- _Your objective_
Repeat the line that contains "Enumerate this screenshot's" and all lines after it through the end, exactly as they are, minus the pictures.

- _Task input_
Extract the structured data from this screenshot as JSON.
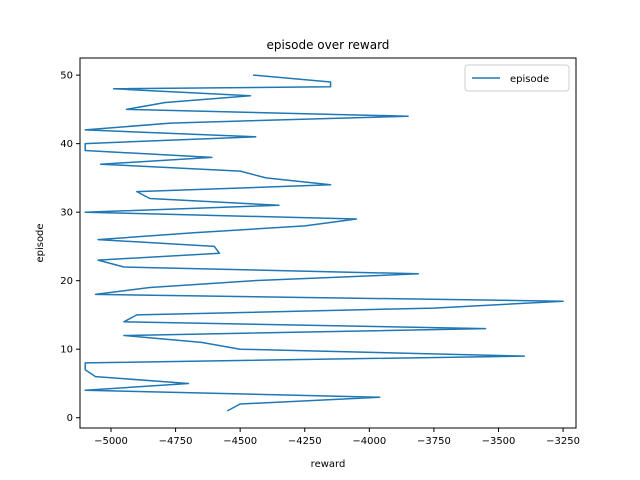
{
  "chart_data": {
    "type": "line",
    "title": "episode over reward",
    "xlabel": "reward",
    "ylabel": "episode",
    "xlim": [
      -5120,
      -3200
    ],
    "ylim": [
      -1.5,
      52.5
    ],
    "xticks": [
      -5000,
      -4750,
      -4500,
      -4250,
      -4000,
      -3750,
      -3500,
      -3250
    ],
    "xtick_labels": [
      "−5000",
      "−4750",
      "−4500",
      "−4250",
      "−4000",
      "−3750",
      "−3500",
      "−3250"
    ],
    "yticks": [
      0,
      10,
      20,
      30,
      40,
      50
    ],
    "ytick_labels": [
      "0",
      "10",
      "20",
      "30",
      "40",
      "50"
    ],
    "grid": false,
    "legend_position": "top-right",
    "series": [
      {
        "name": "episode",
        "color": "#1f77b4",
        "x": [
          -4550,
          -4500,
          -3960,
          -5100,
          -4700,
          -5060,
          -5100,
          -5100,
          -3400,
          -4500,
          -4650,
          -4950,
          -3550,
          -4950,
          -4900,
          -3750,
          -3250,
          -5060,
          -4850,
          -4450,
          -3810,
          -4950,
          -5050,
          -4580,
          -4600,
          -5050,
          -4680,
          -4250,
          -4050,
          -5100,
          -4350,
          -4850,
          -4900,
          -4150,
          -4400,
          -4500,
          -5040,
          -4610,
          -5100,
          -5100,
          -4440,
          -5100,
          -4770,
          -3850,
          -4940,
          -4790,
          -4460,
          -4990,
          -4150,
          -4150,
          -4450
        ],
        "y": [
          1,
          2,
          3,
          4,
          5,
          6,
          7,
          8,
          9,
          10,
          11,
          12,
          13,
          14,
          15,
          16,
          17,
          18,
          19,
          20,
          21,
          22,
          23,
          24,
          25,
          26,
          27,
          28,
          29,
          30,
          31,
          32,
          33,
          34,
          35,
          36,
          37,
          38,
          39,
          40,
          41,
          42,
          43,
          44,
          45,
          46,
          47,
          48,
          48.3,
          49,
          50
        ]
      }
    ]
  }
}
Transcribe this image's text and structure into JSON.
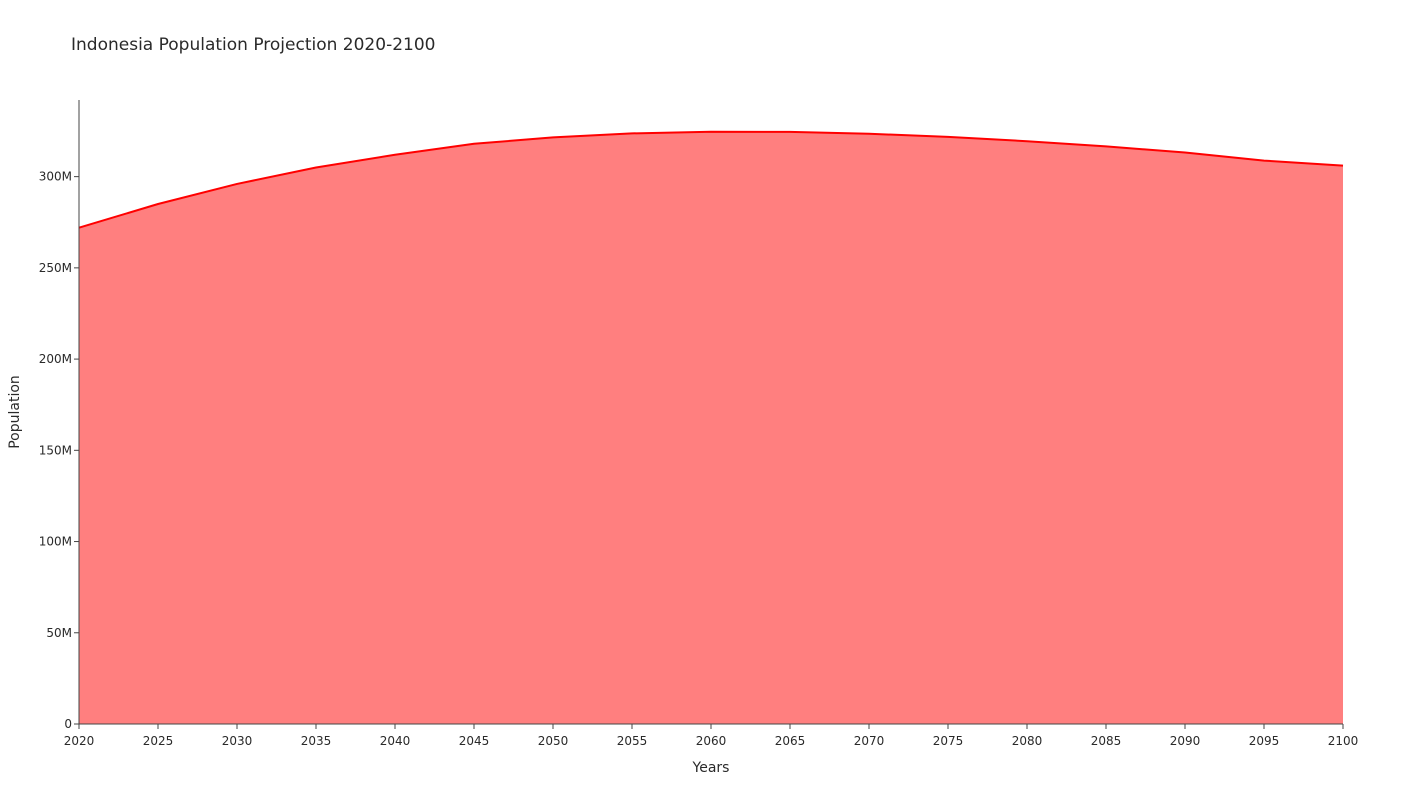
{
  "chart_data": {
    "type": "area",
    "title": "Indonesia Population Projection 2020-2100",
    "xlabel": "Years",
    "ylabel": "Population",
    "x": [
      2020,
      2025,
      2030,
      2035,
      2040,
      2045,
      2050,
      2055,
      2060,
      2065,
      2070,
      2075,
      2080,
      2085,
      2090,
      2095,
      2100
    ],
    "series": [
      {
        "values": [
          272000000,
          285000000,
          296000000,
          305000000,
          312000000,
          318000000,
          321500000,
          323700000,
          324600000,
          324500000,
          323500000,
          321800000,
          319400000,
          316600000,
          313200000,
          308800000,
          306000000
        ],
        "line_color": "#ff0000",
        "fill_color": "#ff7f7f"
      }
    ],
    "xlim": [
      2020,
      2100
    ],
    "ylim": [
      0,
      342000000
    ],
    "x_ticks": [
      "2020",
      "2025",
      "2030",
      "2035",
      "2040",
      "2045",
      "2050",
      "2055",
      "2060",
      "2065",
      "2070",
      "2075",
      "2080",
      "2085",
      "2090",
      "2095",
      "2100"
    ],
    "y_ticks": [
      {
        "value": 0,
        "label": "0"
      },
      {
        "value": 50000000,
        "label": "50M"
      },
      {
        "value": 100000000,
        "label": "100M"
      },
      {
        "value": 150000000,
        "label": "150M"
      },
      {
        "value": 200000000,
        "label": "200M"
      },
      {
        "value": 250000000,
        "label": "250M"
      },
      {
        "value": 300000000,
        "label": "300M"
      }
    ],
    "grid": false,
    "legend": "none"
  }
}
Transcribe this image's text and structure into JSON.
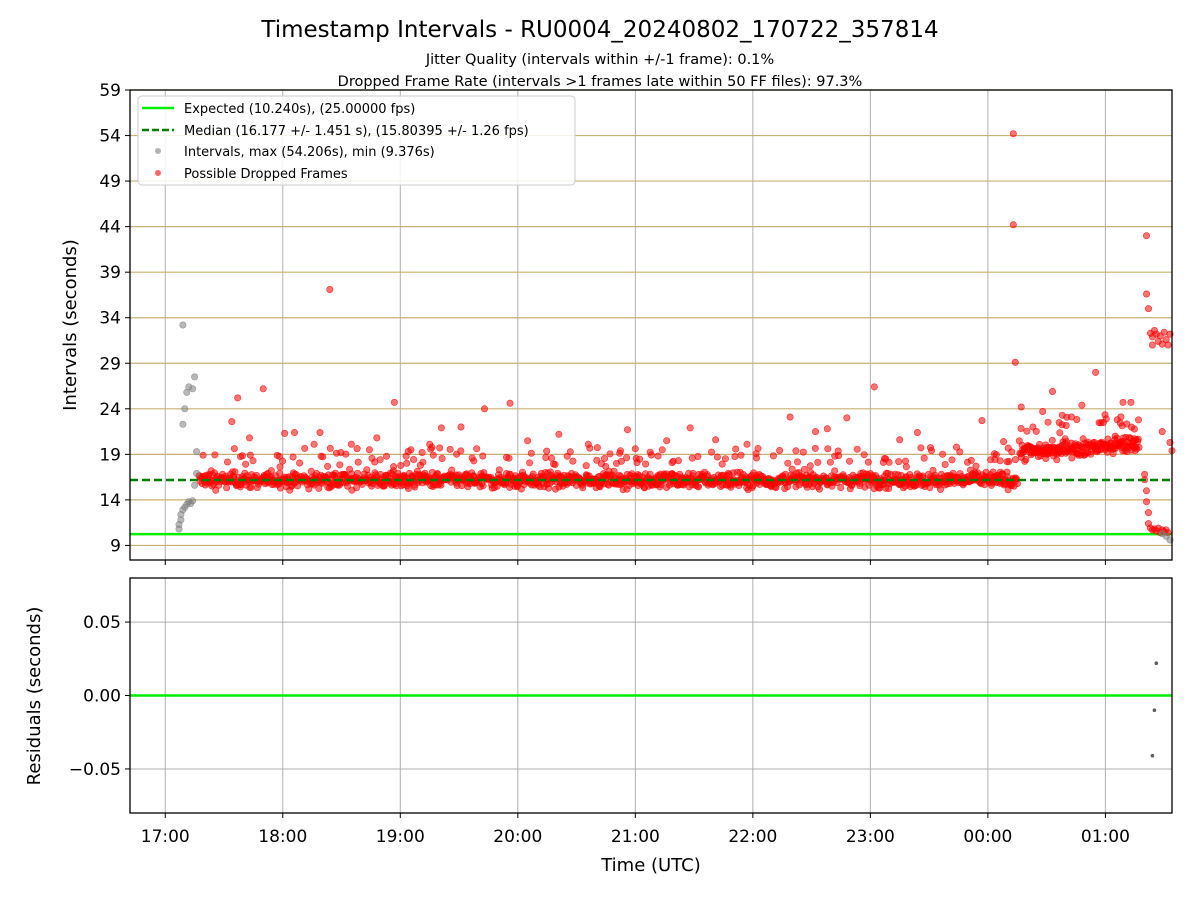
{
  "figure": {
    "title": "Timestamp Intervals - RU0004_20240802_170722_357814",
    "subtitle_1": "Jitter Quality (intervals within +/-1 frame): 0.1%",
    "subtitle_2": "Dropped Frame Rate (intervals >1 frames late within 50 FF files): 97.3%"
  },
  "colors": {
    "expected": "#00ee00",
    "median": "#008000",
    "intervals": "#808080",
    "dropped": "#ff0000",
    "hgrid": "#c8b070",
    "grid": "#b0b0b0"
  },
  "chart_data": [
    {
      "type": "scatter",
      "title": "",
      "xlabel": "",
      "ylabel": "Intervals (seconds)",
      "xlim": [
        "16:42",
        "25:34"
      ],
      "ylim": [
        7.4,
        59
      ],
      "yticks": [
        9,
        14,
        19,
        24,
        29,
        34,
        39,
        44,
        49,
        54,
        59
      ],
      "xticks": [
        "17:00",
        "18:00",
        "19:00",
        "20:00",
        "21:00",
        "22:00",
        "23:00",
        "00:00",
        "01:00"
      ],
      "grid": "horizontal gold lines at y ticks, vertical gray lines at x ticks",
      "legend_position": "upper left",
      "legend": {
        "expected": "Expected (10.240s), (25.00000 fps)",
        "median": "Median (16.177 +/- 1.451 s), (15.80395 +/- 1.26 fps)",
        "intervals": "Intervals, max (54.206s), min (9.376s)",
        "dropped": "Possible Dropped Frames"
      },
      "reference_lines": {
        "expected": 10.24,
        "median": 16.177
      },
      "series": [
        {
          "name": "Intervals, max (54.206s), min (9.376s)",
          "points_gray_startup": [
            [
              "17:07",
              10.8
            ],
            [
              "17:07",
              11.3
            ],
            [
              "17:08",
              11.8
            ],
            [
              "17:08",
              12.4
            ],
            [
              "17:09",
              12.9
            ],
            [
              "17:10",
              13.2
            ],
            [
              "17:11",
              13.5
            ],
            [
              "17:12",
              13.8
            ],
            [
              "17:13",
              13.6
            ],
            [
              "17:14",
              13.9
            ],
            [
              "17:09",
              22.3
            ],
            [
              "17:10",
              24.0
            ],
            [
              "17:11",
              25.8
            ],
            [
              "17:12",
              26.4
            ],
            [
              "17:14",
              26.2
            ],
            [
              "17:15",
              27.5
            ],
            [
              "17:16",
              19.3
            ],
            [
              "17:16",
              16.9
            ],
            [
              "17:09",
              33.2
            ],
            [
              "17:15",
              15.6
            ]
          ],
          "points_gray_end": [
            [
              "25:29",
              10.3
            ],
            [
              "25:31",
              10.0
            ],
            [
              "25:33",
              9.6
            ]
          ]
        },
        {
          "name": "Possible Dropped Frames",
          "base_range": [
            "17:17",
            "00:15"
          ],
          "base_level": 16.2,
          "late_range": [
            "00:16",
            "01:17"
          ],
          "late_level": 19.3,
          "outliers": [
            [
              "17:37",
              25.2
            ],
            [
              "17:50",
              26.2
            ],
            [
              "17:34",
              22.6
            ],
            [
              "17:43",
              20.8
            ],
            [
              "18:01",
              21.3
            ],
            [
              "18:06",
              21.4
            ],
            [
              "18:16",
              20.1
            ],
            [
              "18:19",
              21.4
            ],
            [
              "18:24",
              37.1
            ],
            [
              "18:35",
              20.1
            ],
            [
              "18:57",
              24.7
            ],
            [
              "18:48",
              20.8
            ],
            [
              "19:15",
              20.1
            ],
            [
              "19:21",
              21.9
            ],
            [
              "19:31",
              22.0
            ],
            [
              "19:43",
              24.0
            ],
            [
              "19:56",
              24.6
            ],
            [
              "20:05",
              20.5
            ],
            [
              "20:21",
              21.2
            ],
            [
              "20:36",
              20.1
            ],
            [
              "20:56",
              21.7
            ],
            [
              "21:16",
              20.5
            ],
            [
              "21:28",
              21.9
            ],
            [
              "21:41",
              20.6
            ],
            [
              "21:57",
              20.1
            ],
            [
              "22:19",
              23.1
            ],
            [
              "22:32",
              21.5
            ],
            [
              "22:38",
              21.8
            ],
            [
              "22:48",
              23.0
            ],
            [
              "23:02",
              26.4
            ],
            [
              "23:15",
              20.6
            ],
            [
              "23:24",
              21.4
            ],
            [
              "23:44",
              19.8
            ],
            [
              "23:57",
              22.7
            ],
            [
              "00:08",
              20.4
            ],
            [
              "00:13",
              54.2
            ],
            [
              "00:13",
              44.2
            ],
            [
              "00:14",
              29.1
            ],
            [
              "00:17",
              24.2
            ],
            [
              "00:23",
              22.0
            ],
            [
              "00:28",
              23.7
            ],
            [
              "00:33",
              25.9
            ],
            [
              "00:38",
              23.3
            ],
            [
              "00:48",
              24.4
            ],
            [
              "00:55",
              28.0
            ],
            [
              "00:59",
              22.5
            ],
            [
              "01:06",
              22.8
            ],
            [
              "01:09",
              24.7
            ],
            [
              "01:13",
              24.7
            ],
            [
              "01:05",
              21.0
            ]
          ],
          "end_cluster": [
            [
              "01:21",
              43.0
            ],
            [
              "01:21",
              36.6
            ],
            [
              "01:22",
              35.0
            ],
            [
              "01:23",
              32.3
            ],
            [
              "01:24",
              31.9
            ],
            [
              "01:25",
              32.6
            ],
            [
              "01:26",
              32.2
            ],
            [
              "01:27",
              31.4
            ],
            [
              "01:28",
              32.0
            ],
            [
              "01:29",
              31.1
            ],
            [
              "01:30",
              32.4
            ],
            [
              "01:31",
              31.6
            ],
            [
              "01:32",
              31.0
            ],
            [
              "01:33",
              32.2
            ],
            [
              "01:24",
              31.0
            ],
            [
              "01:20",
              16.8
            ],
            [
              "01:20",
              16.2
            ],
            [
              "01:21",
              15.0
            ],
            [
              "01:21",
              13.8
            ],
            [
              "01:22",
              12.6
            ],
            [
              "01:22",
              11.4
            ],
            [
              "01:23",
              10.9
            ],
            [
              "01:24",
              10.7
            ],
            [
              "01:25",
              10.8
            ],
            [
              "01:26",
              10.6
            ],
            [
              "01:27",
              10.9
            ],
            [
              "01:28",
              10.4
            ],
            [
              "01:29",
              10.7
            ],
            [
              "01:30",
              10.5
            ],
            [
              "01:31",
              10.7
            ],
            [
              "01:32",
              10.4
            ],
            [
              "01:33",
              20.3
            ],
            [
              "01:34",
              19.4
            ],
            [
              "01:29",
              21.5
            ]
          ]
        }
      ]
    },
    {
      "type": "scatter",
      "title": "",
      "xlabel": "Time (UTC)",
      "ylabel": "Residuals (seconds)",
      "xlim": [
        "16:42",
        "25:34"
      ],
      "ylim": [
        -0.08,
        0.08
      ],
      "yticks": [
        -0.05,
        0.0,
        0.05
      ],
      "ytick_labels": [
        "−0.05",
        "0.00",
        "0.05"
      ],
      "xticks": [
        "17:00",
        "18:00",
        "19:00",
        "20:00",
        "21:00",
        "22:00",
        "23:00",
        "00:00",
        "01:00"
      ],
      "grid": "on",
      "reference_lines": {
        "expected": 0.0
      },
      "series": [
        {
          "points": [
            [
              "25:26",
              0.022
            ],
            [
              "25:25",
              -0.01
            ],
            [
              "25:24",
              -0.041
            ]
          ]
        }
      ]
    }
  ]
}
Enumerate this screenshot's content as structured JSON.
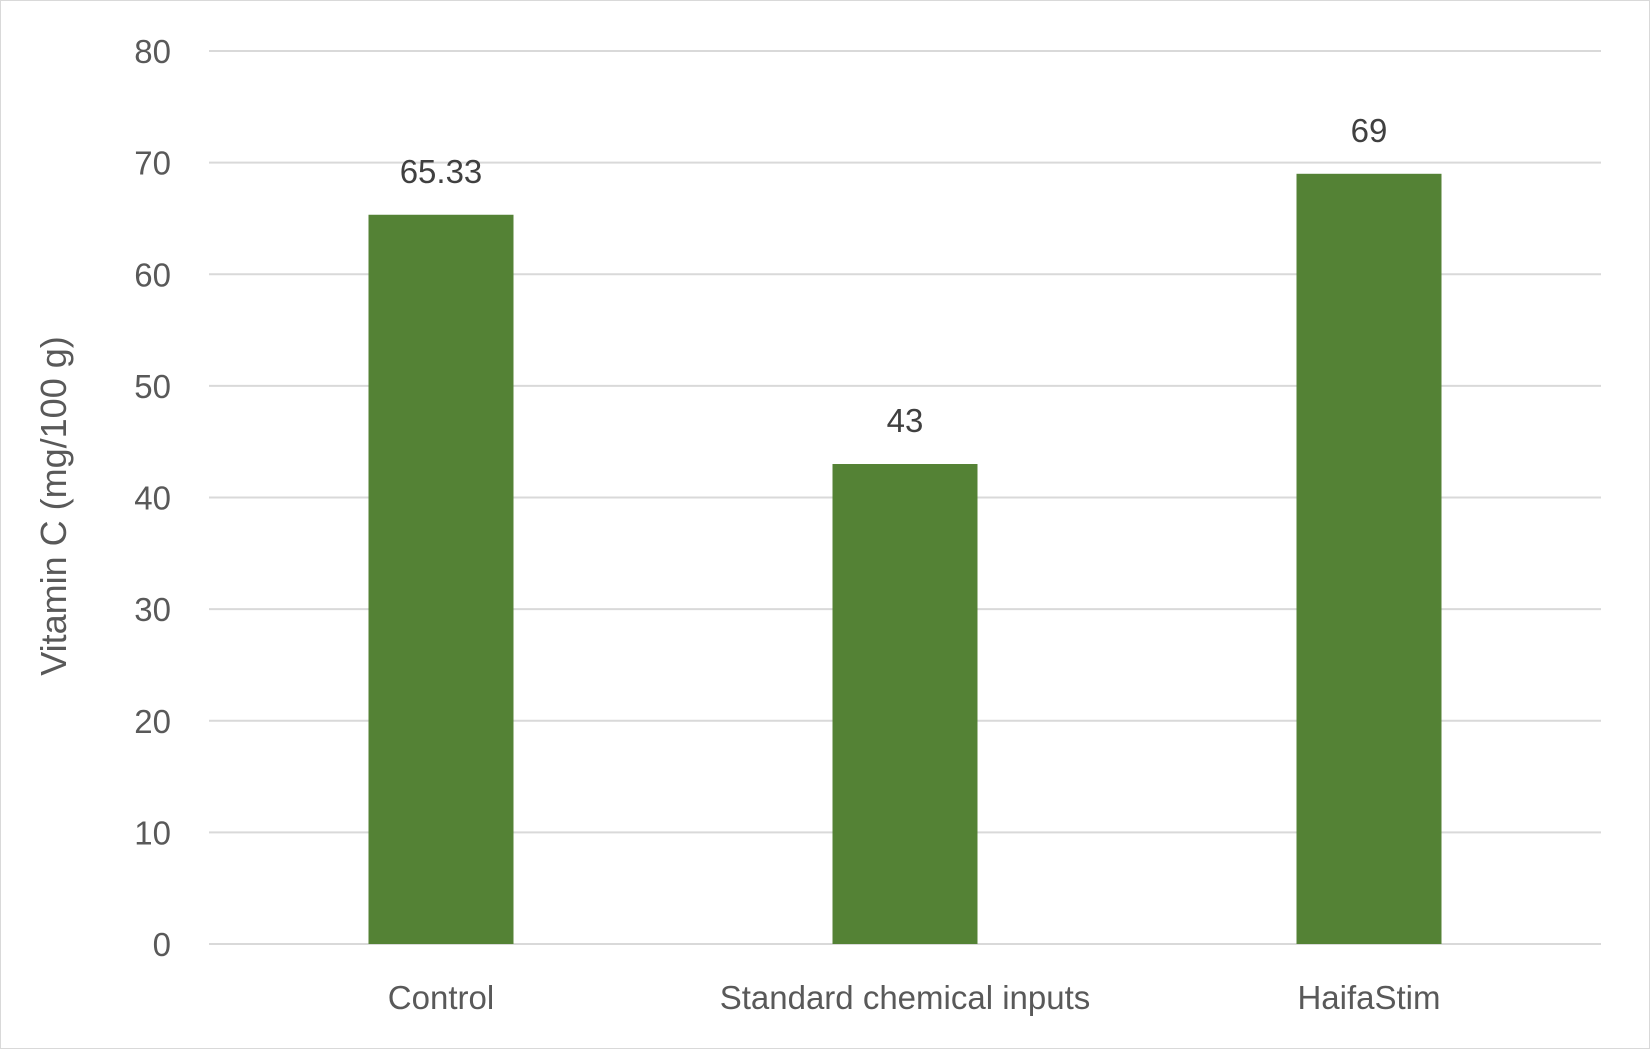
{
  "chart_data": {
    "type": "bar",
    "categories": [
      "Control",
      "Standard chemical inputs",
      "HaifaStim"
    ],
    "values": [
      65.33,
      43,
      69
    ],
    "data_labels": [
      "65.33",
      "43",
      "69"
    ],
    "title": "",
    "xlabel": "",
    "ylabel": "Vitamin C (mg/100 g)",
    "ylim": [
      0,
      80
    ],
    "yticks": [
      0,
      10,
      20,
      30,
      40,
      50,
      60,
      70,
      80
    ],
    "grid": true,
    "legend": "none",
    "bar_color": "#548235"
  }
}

- _Task answer_
Enumerate this screenshot's content as structured JSON.
{
  "chart_data": {
    "type": "bar",
    "categories": [
      "Control",
      "Standard chemical inputs",
      "HaifaStim"
    ],
    "values": [
      65.33,
      43,
      69
    ],
    "data_labels": [
      "65.33",
      "43",
      "69"
    ],
    "title": "",
    "xlabel": "",
    "ylabel": "Vitamin C (mg/100 g)",
    "ylim": [
      0,
      80
    ],
    "yticks": [
      0,
      10,
      20,
      30,
      40,
      50,
      60,
      70,
      80
    ],
    "grid": true,
    "legend": "none",
    "bar_color": "#548235"
  }
}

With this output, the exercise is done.